(Figure dataset records)
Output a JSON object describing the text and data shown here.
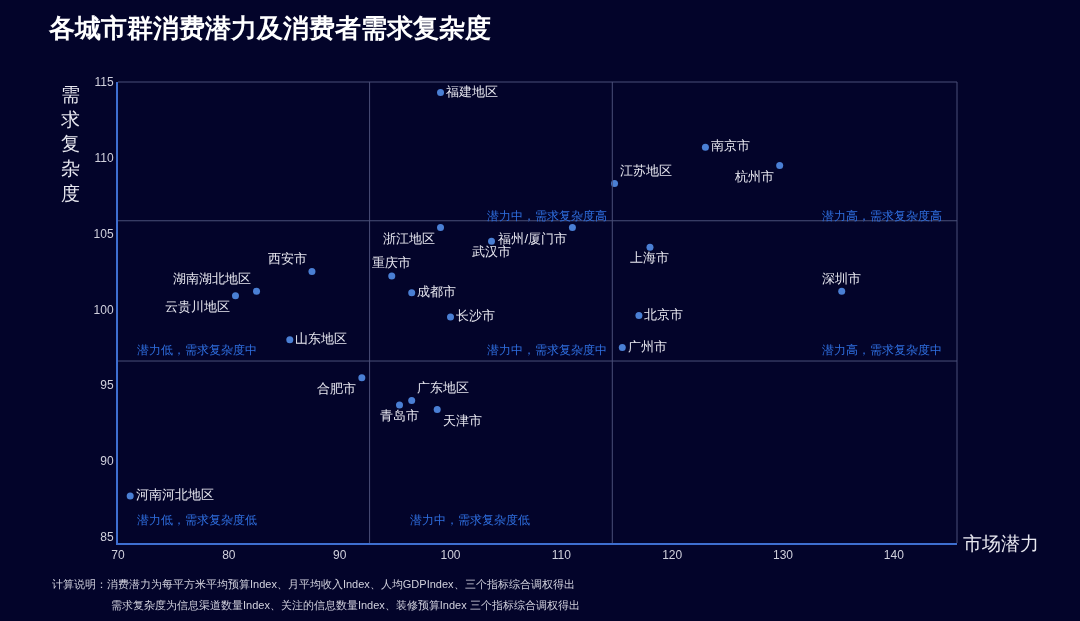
{
  "chart_data": {
    "type": "scatter",
    "title": "各城市群消费潜力及消费者需求复杂度",
    "xlabel": "市场潜力",
    "ylabel": "需求复杂度",
    "xlim": [
      70,
      145.7
    ],
    "ylim": [
      84.6,
      115
    ],
    "xticks": [
      70,
      80,
      90,
      100,
      110,
      120,
      130,
      140
    ],
    "yticks": [
      85,
      90,
      95,
      100,
      105,
      110,
      115
    ],
    "grid": false,
    "legend": false,
    "marker": "circle",
    "series": [
      {
        "name": "福建地区",
        "color": "#4a7fd4",
        "x": [
          99.1
        ],
        "values": [
          114.3
        ]
      },
      {
        "name": "南京市",
        "color": "#4a7fd4",
        "x": [
          123.0
        ],
        "values": [
          110.7
        ]
      },
      {
        "name": "杭州市",
        "color": "#4a7fd4",
        "x": [
          129.7
        ],
        "values": [
          109.5
        ]
      },
      {
        "name": "江苏地区",
        "color": "#4a7fd4",
        "x": [
          114.8
        ],
        "values": [
          108.3
        ]
      },
      {
        "name": "浙江地区",
        "color": "#4a7fd4",
        "x": [
          99.1
        ],
        "values": [
          105.4
        ]
      },
      {
        "name": "福州/厦门市",
        "color": "#4a7fd4",
        "x": [
          111.0
        ],
        "values": [
          105.4
        ]
      },
      {
        "name": "武汉市",
        "color": "#4a7fd4",
        "x": [
          103.7
        ],
        "values": [
          104.5
        ]
      },
      {
        "name": "重庆市",
        "color": "#4a7fd4",
        "x": [
          94.7
        ],
        "values": [
          102.2
        ]
      },
      {
        "name": "成都市",
        "color": "#4a7fd4",
        "x": [
          96.5
        ],
        "values": [
          101.1
        ]
      },
      {
        "name": "长沙市",
        "color": "#4a7fd4",
        "x": [
          100.0
        ],
        "values": [
          99.5
        ]
      },
      {
        "name": "西安市",
        "color": "#4a7fd4",
        "x": [
          87.5
        ],
        "values": [
          102.5
        ]
      },
      {
        "name": "湖南湖北地区",
        "color": "#4a7fd4",
        "x": [
          82.5
        ],
        "values": [
          101.2
        ]
      },
      {
        "name": "云贵川地区",
        "color": "#4a7fd4",
        "x": [
          80.6
        ],
        "values": [
          100.9
        ]
      },
      {
        "name": "山东地区",
        "color": "#4a7fd4",
        "x": [
          85.5
        ],
        "values": [
          98.0
        ]
      },
      {
        "name": "上海市",
        "color": "#4a7fd4",
        "x": [
          118.0
        ],
        "values": [
          104.1
        ]
      },
      {
        "name": "深圳市",
        "color": "#4a7fd4",
        "x": [
          135.3
        ],
        "values": [
          101.2
        ]
      },
      {
        "name": "北京市",
        "color": "#4a7fd4",
        "x": [
          117.0
        ],
        "values": [
          99.6
        ]
      },
      {
        "name": "广州市",
        "color": "#4a7fd4",
        "x": [
          115.5
        ],
        "values": [
          97.5
        ]
      },
      {
        "name": "合肥市",
        "color": "#4a7fd4",
        "x": [
          92.0
        ],
        "values": [
          95.5
        ]
      },
      {
        "name": "广东地区",
        "color": "#4a7fd4",
        "x": [
          96.5
        ],
        "values": [
          94.0
        ]
      },
      {
        "name": "青岛市",
        "color": "#4a7fd4",
        "x": [
          95.4
        ],
        "values": [
          93.7
        ]
      },
      {
        "name": "天津市",
        "color": "#4a7fd4",
        "x": [
          98.8
        ],
        "values": [
          93.4
        ]
      },
      {
        "name": "河南河北地区",
        "color": "#4a7fd4",
        "x": [
          71.1
        ],
        "values": [
          87.7
        ]
      }
    ],
    "ref_lines": [
      {
        "axis": "x",
        "value": 92.7,
        "color": "#4a4f78"
      },
      {
        "axis": "x",
        "value": 114.6,
        "color": "#4a4f78"
      },
      {
        "axis": "y",
        "value": 105.85,
        "color": "#4a4f78"
      },
      {
        "axis": "y",
        "value": 96.6,
        "color": "#4a4f78"
      }
    ],
    "annotations": [
      "潜力中，需求复杂度高",
      "潜力高，需求复杂度高",
      "潜力低，需求复杂度中",
      "潜力中，需求复杂度中",
      "潜力高，需求复杂度中",
      "潜力低，需求复杂度低",
      "潜力中，需求复杂度低",
      "计算说明：消费潜力为每平方米平均预算Index、月平均收入Index、人均GDPIndex、三个指标综合调权得出",
      "需求复杂度为信息渠道数量Index、关注的信息数量Index、装修预算Index 三个指标综合调权得出"
    ]
  }
}
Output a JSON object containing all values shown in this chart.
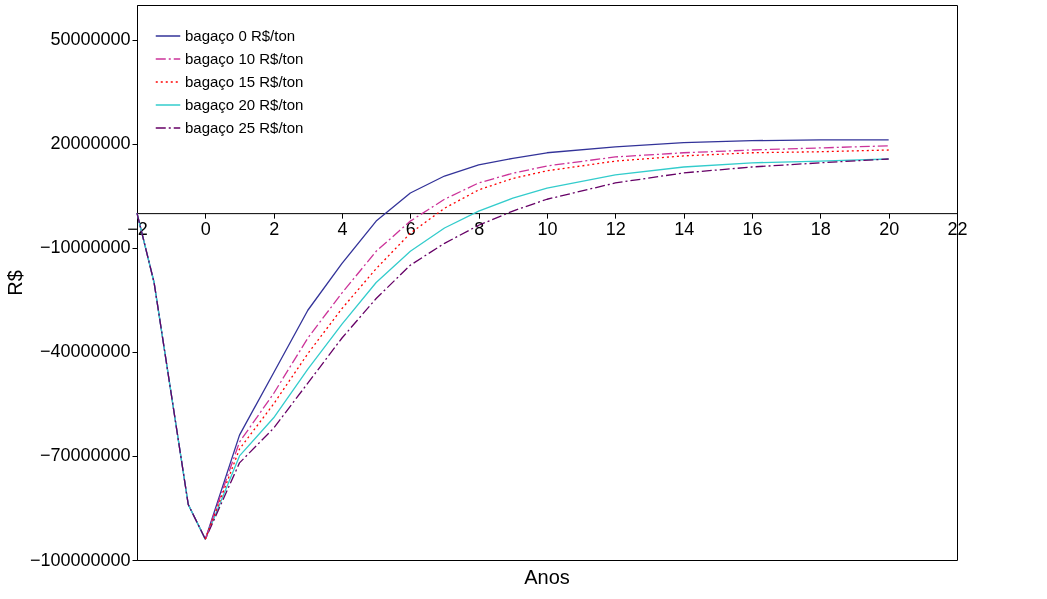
{
  "chart_data": {
    "type": "line",
    "xlabel": "Anos",
    "ylabel": "R$",
    "xlim": [
      -2,
      22
    ],
    "xticks": [
      -2,
      0,
      2,
      4,
      6,
      8,
      10,
      12,
      14,
      16,
      18,
      20,
      22
    ],
    "ylim": [
      -100000000,
      60000000
    ],
    "yticks": [
      -100000000,
      -70000000,
      -40000000,
      -10000000,
      20000000,
      50000000
    ],
    "grid": false,
    "legend": "top left",
    "marker": "none",
    "x": [
      -2,
      -1.5,
      -1,
      -0.5,
      0,
      1,
      2,
      3,
      4,
      5,
      6,
      7,
      8,
      9,
      10,
      12,
      14,
      16,
      18,
      20
    ],
    "series": [
      {
        "name": "bagaço 0 R$/ton",
        "color": "#333399",
        "line_style": "solid",
        "values": [
          0,
          -20000000,
          -52000000,
          -84000000,
          -94000000,
          -64000000,
          -46000000,
          -28000000,
          -14500000,
          -2300000,
          5800000,
          10700000,
          13900000,
          15800000,
          17400000,
          19100000,
          20300000,
          20900000,
          21100000,
          21100000
        ]
      },
      {
        "name": "bagaço 10 R$/ton",
        "color": "#cc3399",
        "line_style": "dashed",
        "values": [
          null,
          null,
          null,
          null,
          -94000000,
          -66000000,
          -52000000,
          -36000000,
          -23000000,
          -11000000,
          -2300000,
          4000000,
          8700000,
          11500000,
          13600000,
          16200000,
          17400000,
          18200000,
          18800000,
          19400000
        ]
      },
      {
        "name": "bagaço 15 R$/ton",
        "color": "#ff0000",
        "line_style": "dotted",
        "values": [
          null,
          null,
          null,
          null,
          -94000000,
          -68000000,
          -55000000,
          -40500000,
          -27500000,
          -16000000,
          -5800000,
          1400000,
          6700000,
          10000000,
          12200000,
          15000000,
          16500000,
          17400000,
          17700000,
          18200000
        ]
      },
      {
        "name": "bagaço 20 R$/ton",
        "color": "#33cccc",
        "line_style": "solid",
        "values": [
          0,
          -20000000,
          -52000000,
          -84000000,
          -94000000,
          -70000000,
          -59000000,
          -45000000,
          -32000000,
          -20000000,
          -11000000,
          -4300000,
          600000,
          4300000,
          7200000,
          11000000,
          13300000,
          14500000,
          15000000,
          15600000
        ]
      },
      {
        "name": "bagaço 25 R$/ton",
        "color": "#660066",
        "line_style": "dashed",
        "values": [
          0,
          -20000000,
          -52000000,
          -84000000,
          -94000000,
          -72000000,
          -62000000,
          -49000000,
          -36000000,
          -24600000,
          -15000000,
          -8700000,
          -3500000,
          600000,
          4000000,
          8700000,
          11600000,
          13300000,
          14500000,
          15600000
        ]
      }
    ]
  }
}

TASK - Provide solely the number of lines in the data that include the word "Output".

RESULT - 2